** START **

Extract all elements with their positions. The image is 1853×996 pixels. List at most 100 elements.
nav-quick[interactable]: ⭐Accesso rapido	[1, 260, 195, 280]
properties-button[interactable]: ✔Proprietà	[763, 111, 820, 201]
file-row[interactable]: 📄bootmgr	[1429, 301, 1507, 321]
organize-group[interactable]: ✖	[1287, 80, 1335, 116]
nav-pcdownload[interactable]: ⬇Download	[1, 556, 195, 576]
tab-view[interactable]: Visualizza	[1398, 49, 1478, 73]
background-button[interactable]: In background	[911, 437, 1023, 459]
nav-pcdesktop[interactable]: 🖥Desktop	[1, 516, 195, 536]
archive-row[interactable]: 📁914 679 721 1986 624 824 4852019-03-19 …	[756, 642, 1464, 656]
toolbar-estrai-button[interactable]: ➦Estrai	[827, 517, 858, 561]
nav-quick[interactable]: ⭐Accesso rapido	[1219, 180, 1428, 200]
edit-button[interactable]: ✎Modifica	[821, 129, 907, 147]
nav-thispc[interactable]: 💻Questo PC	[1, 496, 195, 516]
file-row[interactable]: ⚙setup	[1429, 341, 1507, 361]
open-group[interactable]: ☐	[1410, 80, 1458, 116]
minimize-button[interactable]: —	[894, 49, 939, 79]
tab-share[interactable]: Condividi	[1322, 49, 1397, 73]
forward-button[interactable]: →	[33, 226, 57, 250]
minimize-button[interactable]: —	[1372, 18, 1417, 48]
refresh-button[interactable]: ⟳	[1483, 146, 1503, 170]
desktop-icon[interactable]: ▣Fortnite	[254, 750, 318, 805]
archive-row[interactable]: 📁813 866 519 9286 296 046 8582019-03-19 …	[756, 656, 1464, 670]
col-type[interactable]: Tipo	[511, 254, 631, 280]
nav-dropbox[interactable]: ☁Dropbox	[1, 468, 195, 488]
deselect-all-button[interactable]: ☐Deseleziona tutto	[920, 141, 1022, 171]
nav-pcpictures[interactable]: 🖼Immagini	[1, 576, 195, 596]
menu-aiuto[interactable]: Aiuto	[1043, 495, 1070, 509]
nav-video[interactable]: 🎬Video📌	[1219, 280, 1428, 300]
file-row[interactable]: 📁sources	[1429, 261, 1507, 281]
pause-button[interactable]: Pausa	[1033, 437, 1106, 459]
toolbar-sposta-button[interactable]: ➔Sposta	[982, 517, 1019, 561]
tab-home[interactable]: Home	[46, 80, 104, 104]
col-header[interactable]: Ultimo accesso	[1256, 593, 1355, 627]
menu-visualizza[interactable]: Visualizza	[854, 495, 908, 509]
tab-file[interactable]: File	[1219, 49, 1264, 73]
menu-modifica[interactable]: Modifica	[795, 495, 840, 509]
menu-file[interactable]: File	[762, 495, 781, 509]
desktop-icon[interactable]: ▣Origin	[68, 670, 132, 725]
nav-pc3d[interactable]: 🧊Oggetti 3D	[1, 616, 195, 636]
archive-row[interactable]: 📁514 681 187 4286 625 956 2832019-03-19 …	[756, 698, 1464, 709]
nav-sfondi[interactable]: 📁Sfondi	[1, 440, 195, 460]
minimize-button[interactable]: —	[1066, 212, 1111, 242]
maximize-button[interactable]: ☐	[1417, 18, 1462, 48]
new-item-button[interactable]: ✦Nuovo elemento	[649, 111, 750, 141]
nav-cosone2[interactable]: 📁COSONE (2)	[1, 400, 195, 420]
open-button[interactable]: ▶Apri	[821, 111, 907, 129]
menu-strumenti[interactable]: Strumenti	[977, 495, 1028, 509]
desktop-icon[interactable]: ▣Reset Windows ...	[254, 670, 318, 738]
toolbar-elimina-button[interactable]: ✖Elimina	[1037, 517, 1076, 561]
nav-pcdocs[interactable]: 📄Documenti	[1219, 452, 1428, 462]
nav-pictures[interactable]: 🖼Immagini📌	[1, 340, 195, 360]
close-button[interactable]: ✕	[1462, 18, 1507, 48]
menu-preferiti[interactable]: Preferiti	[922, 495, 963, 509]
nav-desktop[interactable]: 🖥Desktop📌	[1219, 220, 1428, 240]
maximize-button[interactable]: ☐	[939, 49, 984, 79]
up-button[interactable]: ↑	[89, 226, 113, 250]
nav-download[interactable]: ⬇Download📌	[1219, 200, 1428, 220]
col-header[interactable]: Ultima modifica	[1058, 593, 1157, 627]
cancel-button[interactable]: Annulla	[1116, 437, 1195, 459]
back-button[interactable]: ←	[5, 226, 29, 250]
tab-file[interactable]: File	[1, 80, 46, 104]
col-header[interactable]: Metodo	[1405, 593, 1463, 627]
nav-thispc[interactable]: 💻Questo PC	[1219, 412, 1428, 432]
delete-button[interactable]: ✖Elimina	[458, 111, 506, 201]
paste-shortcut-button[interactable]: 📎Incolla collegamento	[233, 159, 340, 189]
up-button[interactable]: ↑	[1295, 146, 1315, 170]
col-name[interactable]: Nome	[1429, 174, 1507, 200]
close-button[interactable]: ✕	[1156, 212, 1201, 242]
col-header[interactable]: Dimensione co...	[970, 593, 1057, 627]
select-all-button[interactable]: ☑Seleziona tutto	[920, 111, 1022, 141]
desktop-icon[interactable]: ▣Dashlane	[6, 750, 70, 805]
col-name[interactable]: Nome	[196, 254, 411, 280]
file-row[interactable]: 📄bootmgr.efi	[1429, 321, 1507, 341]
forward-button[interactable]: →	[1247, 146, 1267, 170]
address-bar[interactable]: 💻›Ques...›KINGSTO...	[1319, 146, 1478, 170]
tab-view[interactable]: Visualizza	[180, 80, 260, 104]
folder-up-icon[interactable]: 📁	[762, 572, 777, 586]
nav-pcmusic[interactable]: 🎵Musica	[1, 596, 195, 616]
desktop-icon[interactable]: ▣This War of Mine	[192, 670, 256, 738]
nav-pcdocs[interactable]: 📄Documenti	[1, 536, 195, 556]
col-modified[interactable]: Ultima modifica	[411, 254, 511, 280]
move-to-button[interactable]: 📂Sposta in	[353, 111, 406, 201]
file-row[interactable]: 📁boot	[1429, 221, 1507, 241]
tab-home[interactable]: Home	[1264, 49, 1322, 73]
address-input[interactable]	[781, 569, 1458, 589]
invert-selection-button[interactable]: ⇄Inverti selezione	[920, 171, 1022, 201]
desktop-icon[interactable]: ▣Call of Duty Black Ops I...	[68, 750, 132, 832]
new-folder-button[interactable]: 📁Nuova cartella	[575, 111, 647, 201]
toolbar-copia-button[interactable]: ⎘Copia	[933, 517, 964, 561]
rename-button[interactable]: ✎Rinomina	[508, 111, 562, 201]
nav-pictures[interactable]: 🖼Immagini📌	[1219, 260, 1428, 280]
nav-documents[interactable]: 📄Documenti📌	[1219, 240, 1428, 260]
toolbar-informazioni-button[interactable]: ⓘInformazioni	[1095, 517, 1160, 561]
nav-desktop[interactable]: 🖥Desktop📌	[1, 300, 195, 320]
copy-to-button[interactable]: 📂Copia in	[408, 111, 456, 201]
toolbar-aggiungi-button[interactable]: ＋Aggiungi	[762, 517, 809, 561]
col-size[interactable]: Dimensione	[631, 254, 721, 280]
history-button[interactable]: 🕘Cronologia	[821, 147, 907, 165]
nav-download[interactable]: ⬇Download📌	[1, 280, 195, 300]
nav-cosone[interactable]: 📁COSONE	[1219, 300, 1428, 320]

** END **

-- Exercise prompt --
Set out every item above as a numbered list, leaving out any blank lines.

-- Answer below --
1. Extract all elements with their positions. The image is 1853×996 pixels. List at most 100 elements.
2. nav-quick[interactable]: ⭐Accesso rapido	[1, 260, 195, 280]
3. properties-button[interactable]: ✔Proprietà	[763, 111, 820, 201]
4. file-row[interactable]: 📄bootmgr	[1429, 301, 1507, 321]
5. organize-group[interactable]: ✖	[1287, 80, 1335, 116]
6. nav-pcdownload[interactable]: ⬇Download	[1, 556, 195, 576]
7. tab-view[interactable]: Visualizza	[1398, 49, 1478, 73]
8. background-button[interactable]: In background	[911, 437, 1023, 459]
9. nav-pcdesktop[interactable]: 🖥Desktop	[1, 516, 195, 536]
10. archive-row[interactable]: 📁914 679 721 1986 624 824 4852019-03-19 …	[756, 642, 1464, 656]
11. toolbar-estrai-button[interactable]: ➦Estrai	[827, 517, 858, 561]
12. nav-quick[interactable]: ⭐Accesso rapido	[1219, 180, 1428, 200]
13. edit-button[interactable]: ✎Modifica	[821, 129, 907, 147]
14. nav-thispc[interactable]: 💻Questo PC	[1, 496, 195, 516]
15. file-row[interactable]: ⚙setup	[1429, 341, 1507, 361]
16. open-group[interactable]: ☐	[1410, 80, 1458, 116]
17. minimize-button[interactable]: —	[894, 49, 939, 79]
18. tab-share[interactable]: Condividi	[1322, 49, 1397, 73]
19. forward-button[interactable]: →	[33, 226, 57, 250]
20. minimize-button[interactable]: —	[1372, 18, 1417, 48]
21. refresh-button[interactable]: ⟳	[1483, 146, 1503, 170]
22. desktop-icon[interactable]: ▣Fortnite	[254, 750, 318, 805]
23. archive-row[interactable]: 📁813 866 519 9286 296 046 8582019-03-19 …	[756, 656, 1464, 670]
24. col-type[interactable]: Tipo	[511, 254, 631, 280]
25. nav-dropbox[interactable]: ☁Dropbox	[1, 468, 195, 488]
26. deselect-all-button[interactable]: ☐Deseleziona tutto	[920, 141, 1022, 171]
27. nav-pcpictures[interactable]: 🖼Immagini	[1, 576, 195, 596]
28. menu-aiuto[interactable]: Aiuto	[1043, 495, 1070, 509]
29. nav-video[interactable]: 🎬Video📌	[1219, 280, 1428, 300]
30. file-row[interactable]: 📁sources	[1429, 261, 1507, 281]
31. pause-button[interactable]: Pausa	[1033, 437, 1106, 459]
32. toolbar-sposta-button[interactable]: ➔Sposta	[982, 517, 1019, 561]
33. tab-home[interactable]: Home	[46, 80, 104, 104]
34. col-header[interactable]: Ultimo accesso	[1256, 593, 1355, 627]
35. menu-visualizza[interactable]: Visualizza	[854, 495, 908, 509]
36. tab-file[interactable]: File	[1219, 49, 1264, 73]
37. menu-modifica[interactable]: Modifica	[795, 495, 840, 509]
38. menu-file[interactable]: File	[762, 495, 781, 509]
39. desktop-icon[interactable]: ▣Origin	[68, 670, 132, 725]
40. nav-pc3d[interactable]: 🧊Oggetti 3D	[1, 616, 195, 636]
41. archive-row[interactable]: 📁514 681 187 4286 625 956 2832019-03-19 …	[756, 698, 1464, 709]
42. nav-sfondi[interactable]: 📁Sfondi	[1, 440, 195, 460]
43. minimize-button[interactable]: —	[1066, 212, 1111, 242]
44. maximize-button[interactable]: ☐	[1417, 18, 1462, 48]
45. new-item-button[interactable]: ✦Nuovo elemento	[649, 111, 750, 141]
46. nav-cosone2[interactable]: 📁COSONE (2)	[1, 400, 195, 420]
47. open-button[interactable]: ▶Apri	[821, 111, 907, 129]
48. menu-strumenti[interactable]: Strumenti	[977, 495, 1028, 509]
49. desktop-icon[interactable]: ▣Reset Windows ...	[254, 670, 318, 738]
50. toolbar-elimina-button[interactable]: ✖Elimina	[1037, 517, 1076, 561]
51. nav-pcdocs[interactable]: 📄Documenti	[1219, 452, 1428, 462]
52. nav-pictures[interactable]: 🖼Immagini📌	[1, 340, 195, 360]
53. close-button[interactable]: ✕	[1462, 18, 1507, 48]
54. menu-preferiti[interactable]: Preferiti	[922, 495, 963, 509]
55. nav-desktop[interactable]: 🖥Desktop📌	[1219, 220, 1428, 240]
56. maximize-button[interactable]: ☐	[939, 49, 984, 79]
57. up-button[interactable]: ↑	[89, 226, 113, 250]
58. nav-download[interactable]: ⬇Download📌	[1219, 200, 1428, 220]
59. col-header[interactable]: Ultima modifica	[1058, 593, 1157, 627]
60. cancel-button[interactable]: Annulla	[1116, 437, 1195, 459]
61. back-button[interactable]: ←	[5, 226, 29, 250]
62. tab-file[interactable]: File	[1, 80, 46, 104]
63. col-header[interactable]: Metodo	[1405, 593, 1463, 627]
64. nav-thispc[interactable]: 💻Questo PC	[1219, 412, 1428, 432]
65. delete-button[interactable]: ✖Elimina	[458, 111, 506, 201]
66. paste-shortcut-button[interactable]: 📎Incolla collegamento	[233, 159, 340, 189]
67. up-button[interactable]: ↑	[1295, 146, 1315, 170]
68. col-name[interactable]: Nome	[1429, 174, 1507, 200]
69. close-button[interactable]: ✕	[1156, 212, 1201, 242]
70. col-header[interactable]: Dimensione co...	[970, 593, 1057, 627]
71. select-all-button[interactable]: ☑Seleziona tutto	[920, 111, 1022, 141]
72. desktop-icon[interactable]: ▣Dashlane	[6, 750, 70, 805]
73. col-name[interactable]: Nome	[196, 254, 411, 280]
74. file-row[interactable]: 📄bootmgr.efi	[1429, 321, 1507, 341]
75. forward-button[interactable]: →	[1247, 146, 1267, 170]
76. address-bar[interactable]: 💻›Ques...›KINGSTO...	[1319, 146, 1478, 170]
77. tab-view[interactable]: Visualizza	[180, 80, 260, 104]
78. folder-up-icon[interactable]: 📁	[762, 572, 777, 586]
79. nav-pcmusic[interactable]: 🎵Musica	[1, 596, 195, 616]
80. desktop-icon[interactable]: ▣This War of Mine	[192, 670, 256, 738]
81. nav-pcdocs[interactable]: 📄Documenti	[1, 536, 195, 556]
82. col-modified[interactable]: Ultima modifica	[411, 254, 511, 280]
83. move-to-button[interactable]: 📂Sposta in	[353, 111, 406, 201]
84. file-row[interactable]: 📁boot	[1429, 221, 1507, 241]
85. tab-home[interactable]: Home	[1264, 49, 1322, 73]
86. address-input[interactable]	[781, 569, 1458, 589]
87. invert-selection-button[interactable]: ⇄Inverti selezione	[920, 171, 1022, 201]
88. desktop-icon[interactable]: ▣Call of Duty Black Ops I...	[68, 750, 132, 832]
89. new-folder-button[interactable]: 📁Nuova cartella	[575, 111, 647, 201]
90. toolbar-copia-button[interactable]: ⎘Copia	[933, 517, 964, 561]
91. rename-button[interactable]: ✎Rinomina	[508, 111, 562, 201]
92. nav-pictures[interactable]: 🖼Immagini📌	[1219, 260, 1428, 280]
93. nav-documents[interactable]: 📄Documenti📌	[1219, 240, 1428, 260]
94. toolbar-informazioni-button[interactable]: ⓘInformazioni	[1095, 517, 1160, 561]
95. nav-desktop[interactable]: 🖥Desktop📌	[1, 300, 195, 320]
96. copy-to-button[interactable]: 📂Copia in	[408, 111, 456, 201]
97. toolbar-aggiungi-button[interactable]: ＋Aggiungi	[762, 517, 809, 561]
98. col-size[interactable]: Dimensione	[631, 254, 721, 280]
99. history-button[interactable]: 🕘Cronologia	[821, 147, 907, 165]
100. nav-download[interactable]: ⬇Download📌	[1, 280, 195, 300]
101. nav-cosone[interactable]: 📁COSONE	[1219, 300, 1428, 320]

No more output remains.